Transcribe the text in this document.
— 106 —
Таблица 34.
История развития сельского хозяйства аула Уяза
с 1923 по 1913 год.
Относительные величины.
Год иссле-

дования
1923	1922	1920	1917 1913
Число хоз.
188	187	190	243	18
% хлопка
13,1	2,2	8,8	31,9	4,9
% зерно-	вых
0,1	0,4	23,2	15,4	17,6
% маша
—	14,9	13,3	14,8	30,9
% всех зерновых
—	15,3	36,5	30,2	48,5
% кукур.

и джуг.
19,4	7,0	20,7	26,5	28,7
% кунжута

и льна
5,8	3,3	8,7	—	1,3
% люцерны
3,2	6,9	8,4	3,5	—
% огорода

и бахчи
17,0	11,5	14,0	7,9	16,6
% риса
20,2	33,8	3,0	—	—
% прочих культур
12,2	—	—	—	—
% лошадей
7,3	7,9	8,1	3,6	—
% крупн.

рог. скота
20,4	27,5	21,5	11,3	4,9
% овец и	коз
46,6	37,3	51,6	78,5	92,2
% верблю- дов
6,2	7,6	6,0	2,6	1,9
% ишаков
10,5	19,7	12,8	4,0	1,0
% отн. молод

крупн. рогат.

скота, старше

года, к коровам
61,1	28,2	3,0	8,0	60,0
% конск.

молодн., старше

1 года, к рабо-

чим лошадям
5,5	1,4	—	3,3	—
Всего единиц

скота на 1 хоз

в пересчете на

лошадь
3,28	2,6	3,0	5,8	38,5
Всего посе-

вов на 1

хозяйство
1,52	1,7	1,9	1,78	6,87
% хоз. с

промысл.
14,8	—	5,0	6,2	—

-- GIVEN TASK --
Using the listing above, reproduce each line without omission.

-- EXERCISE RESULT --
Transcribe the text in this document.
— 106 —
Таблица 34.
История развития сельского хозяйства аула Уяза
с 1923 по 1913 год.
Относительные величины.
Год иссле-

дования
1923	1922	1920	1917 1913
Число хоз.
188	187	190	243	18
% хлопка
13,1	2,2	8,8	31,9	4,9
% зерно-	вых
0,1	0,4	23,2	15,4	17,6
% маша
—	14,9	13,3	14,8	30,9
% всех зерновых
—	15,3	36,5	30,2	48,5
% кукур.

и джуг.
19,4	7,0	20,7	26,5	28,7
% кунжута

и льна
5,8	3,3	8,7	—	1,3
% люцерны
3,2	6,9	8,4	3,5	—
% огорода

и бахчи
17,0	11,5	14,0	7,9	16,6
% риса
20,2	33,8	3,0	—	—
% прочих культур
12,2	—	—	—	—
% лошадей
7,3	7,9	8,1	3,6	—
% крупн.

рог. скота
20,4	27,5	21,5	11,3	4,9
% овец и	коз
46,6	37,3	51,6	78,5	92,2
% верблю- дов
6,2	7,6	6,0	2,6	1,9
% ишаков
10,5	19,7	12,8	4,0	1,0
% отн. молод

крупн. рогат.

скота, старше

года, к коровам
61,1	28,2	3,0	8,0	60,0
% конск.

молодн., старше

1 года, к рабо-

чим лошадям
5,5	1,4	—	3,3	—
Всего единиц

скота на 1 хоз

в пересчете на

лошадь
3,28	2,6	3,0	5,8	38,5
Всего посе-

вов на 1

хозяйство
1,52	1,7	1,9	1,78	6,87
% хоз. с

промысл.
14,8	—	5,0	6,2	—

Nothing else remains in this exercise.